Records provided:

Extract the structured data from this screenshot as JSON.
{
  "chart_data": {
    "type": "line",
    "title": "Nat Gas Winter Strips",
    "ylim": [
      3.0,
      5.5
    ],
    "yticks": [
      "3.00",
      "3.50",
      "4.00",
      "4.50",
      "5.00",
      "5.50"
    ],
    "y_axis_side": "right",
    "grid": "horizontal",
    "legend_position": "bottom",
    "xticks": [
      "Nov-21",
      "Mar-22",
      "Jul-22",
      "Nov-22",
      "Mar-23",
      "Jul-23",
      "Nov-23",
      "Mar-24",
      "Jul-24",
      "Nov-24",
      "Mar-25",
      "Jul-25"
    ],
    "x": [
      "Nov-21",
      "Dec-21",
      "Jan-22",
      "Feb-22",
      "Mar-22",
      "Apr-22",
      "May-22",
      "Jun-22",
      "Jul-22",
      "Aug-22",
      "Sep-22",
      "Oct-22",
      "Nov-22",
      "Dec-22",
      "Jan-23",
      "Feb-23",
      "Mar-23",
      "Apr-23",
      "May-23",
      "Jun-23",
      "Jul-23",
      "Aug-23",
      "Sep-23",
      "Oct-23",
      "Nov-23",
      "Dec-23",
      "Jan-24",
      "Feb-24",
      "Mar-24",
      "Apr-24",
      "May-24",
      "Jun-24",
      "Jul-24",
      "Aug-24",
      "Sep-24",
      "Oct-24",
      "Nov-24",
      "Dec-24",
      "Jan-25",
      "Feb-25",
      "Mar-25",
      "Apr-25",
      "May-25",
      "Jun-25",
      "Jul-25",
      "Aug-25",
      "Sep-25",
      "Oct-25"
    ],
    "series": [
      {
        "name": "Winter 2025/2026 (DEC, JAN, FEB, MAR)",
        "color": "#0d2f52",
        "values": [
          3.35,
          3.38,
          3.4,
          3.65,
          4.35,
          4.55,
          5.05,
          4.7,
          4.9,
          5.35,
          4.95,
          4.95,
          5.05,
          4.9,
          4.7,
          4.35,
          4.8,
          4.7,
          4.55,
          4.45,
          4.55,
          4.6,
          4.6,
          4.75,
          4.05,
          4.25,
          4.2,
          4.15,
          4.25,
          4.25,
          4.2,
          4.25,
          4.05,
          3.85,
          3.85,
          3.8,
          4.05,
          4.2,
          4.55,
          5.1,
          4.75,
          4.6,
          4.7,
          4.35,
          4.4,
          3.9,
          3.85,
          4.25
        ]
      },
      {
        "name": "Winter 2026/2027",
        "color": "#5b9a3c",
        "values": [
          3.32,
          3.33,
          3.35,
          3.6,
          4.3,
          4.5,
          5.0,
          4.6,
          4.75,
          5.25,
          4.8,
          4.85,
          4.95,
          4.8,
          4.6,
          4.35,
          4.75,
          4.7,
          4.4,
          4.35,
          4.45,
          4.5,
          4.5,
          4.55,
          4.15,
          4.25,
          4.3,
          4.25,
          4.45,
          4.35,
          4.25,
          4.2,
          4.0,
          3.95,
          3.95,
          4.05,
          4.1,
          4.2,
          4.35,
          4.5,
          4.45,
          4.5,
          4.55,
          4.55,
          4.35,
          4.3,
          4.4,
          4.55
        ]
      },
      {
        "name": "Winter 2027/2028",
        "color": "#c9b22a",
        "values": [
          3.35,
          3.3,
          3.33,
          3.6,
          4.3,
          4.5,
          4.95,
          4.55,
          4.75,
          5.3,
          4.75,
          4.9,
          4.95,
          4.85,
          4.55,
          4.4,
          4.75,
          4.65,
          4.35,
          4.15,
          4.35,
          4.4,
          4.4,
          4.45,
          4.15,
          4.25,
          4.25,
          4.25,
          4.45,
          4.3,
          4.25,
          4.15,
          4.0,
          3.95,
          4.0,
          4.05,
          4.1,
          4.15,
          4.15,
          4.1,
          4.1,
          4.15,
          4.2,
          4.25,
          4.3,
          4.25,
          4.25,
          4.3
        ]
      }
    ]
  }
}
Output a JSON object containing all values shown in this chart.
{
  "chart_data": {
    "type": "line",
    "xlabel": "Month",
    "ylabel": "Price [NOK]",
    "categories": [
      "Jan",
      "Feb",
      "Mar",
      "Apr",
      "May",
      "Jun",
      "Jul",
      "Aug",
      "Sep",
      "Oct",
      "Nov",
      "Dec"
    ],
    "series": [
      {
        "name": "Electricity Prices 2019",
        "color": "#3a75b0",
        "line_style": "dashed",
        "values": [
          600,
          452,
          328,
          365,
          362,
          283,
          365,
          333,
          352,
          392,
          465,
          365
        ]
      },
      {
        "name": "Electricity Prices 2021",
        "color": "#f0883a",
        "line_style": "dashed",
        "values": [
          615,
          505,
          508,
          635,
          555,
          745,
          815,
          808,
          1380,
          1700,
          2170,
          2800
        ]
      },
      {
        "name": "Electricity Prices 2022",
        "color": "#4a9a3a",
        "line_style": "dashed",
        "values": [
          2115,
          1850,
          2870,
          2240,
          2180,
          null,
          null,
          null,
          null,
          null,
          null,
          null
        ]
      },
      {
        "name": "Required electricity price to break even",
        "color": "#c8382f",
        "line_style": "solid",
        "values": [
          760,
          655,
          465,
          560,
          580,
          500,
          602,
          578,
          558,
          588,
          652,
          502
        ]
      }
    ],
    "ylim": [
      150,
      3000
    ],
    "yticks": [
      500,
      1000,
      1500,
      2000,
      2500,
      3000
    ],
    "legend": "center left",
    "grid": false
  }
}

Instruction:
Return each entry from the material above exactly as it appears.

Finished task:
Extract the structured data from this screenshot as JSON.
{
  "chart_data": {
    "type": "line",
    "title": "Nat Gas Winter Strips",
    "ylim": [
      3.0,
      5.5
    ],
    "yticks": [
      "3.00",
      "3.50",
      "4.00",
      "4.50",
      "5.00",
      "5.50"
    ],
    "y_axis_side": "right",
    "grid": "horizontal",
    "legend_position": "bottom",
    "xticks": [
      "Nov-21",
      "Mar-22",
      "Jul-22",
      "Nov-22",
      "Mar-23",
      "Jul-23",
      "Nov-23",
      "Mar-24",
      "Jul-24",
      "Nov-24",
      "Mar-25",
      "Jul-25"
    ],
    "x": [
      "Nov-21",
      "Dec-21",
      "Jan-22",
      "Feb-22",
      "Mar-22",
      "Apr-22",
      "May-22",
      "Jun-22",
      "Jul-22",
      "Aug-22",
      "Sep-22",
      "Oct-22",
      "Nov-22",
      "Dec-22",
      "Jan-23",
      "Feb-23",
      "Mar-23",
      "Apr-23",
      "May-23",
      "Jun-23",
      "Jul-23",
      "Aug-23",
      "Sep-23",
      "Oct-23",
      "Nov-23",
      "Dec-23",
      "Jan-24",
      "Feb-24",
      "Mar-24",
      "Apr-24",
      "May-24",
      "Jun-24",
      "Jul-24",
      "Aug-24",
      "Sep-24",
      "Oct-24",
      "Nov-24",
      "Dec-24",
      "Jan-25",
      "Feb-25",
      "Mar-25",
      "Apr-25",
      "May-25",
      "Jun-25",
      "Jul-25",
      "Aug-25",
      "Sep-25",
      "Oct-25"
    ],
    "series": [
      {
        "name": "Winter 2025/2026 (DEC, JAN, FEB, MAR)",
        "color": "#0d2f52",
        "values": [
          3.35,
          3.38,
          3.4,
          3.65,
          4.35,
          4.55,
          5.05,
          4.7,
          4.9,
          5.35,
          4.95,
          4.95,
          5.05,
          4.9,
          4.7,
          4.35,
          4.8,
          4.7,
          4.55,
          4.45,
          4.55,
          4.6,
          4.6,
          4.75,
          4.05,
          4.25,
          4.2,
          4.15,
          4.25,
          4.25,
          4.2,
          4.25,
          4.05,
          3.85,
          3.85,
          3.8,
          4.05,
          4.2,
          4.55,
          5.1,
          4.75,
          4.6,
          4.7,
          4.35,
          4.4,
          3.9,
          3.85,
          4.25
        ]
      },
      {
        "name": "Winter 2026/2027",
        "color": "#5b9a3c",
        "values": [
          3.32,
          3.33,
          3.35,
          3.6,
          4.3,
          4.5,
          5.0,
          4.6,
          4.75,
          5.25,
          4.8,
          4.85,
          4.95,
          4.8,
          4.6,
          4.35,
          4.75,
          4.7,
          4.4,
          4.35,
          4.45,
          4.5,
          4.5,
          4.55,
          4.15,
          4.25,
          4.3,
          4.25,
          4.45,
          4.35,
          4.25,
          4.2,
          4.0,
          3.95,
          3.95,
          4.05,
          4.1,
          4.2,
          4.35,
          4.5,
          4.45,
          4.5,
          4.55,
          4.55,
          4.35,
          4.3,
          4.4,
          4.55
        ]
      },
      {
        "name": "Winter 2027/2028",
        "color": "#c9b22a",
        "values": [
          3.35,
          3.3,
          3.33,
          3.6,
          4.3,
          4.5,
          4.95,
          4.55,
          4.75,
          5.3,
          4.75,
          4.9,
          4.95,
          4.85,
          4.55,
          4.4,
          4.75,
          4.65,
          4.35,
          4.15,
          4.35,
          4.4,
          4.4,
          4.45,
          4.15,
          4.25,
          4.25,
          4.25,
          4.45,
          4.3,
          4.25,
          4.15,
          4.0,
          3.95,
          4.0,
          4.05,
          4.1,
          4.15,
          4.15,
          4.1,
          4.1,
          4.15,
          4.2,
          4.25,
          4.3,
          4.25,
          4.25,
          4.3
        ]
      }
    ]
  }
}
Output a JSON object containing all values shown in this chart.
{
  "chart_data": {
    "type": "line",
    "xlabel": "Month",
    "ylabel": "Price [NOK]",
    "categories": [
      "Jan",
      "Feb",
      "Mar",
      "Apr",
      "May",
      "Jun",
      "Jul",
      "Aug",
      "Sep",
      "Oct",
      "Nov",
      "Dec"
    ],
    "series": [
      {
        "name": "Electricity Prices 2019",
        "color": "#3a75b0",
        "line_style": "dashed",
        "values": [
          600,
          452,
          328,
          365,
          362,
          283,
          365,
          333,
          352,
          392,
          465,
          365
        ]
      },
      {
        "name": "Electricity Prices 2021",
        "color": "#f0883a",
        "line_style": "dashed",
        "values": [
          615,
          505,
          508,
          635,
          555,
          745,
          815,
          808,
          1380,
          1700,
          2170,
          2800
        ]
      },
      {
        "name": "Electricity Prices 2022",
        "color": "#4a9a3a",
        "line_style": "dashed",
        "values": [
          2115,
          1850,
          2870,
          2240,
          2180,
          null,
          null,
          null,
          null,
          null,
          null,
          null
        ]
      },
      {
        "name": "Required electricity price to break even",
        "color": "#c8382f",
        "line_style": "solid",
        "values": [
          760,
          655,
          465,
          560,
          580,
          500,
          602,
          578,
          558,
          588,
          652,
          502
        ]
      }
    ],
    "ylim": [
      150,
      3000
    ],
    "yticks": [
      500,
      1000,
      1500,
      2000,
      2500,
      3000
    ],
    "legend": "center left",
    "grid": false
  }
}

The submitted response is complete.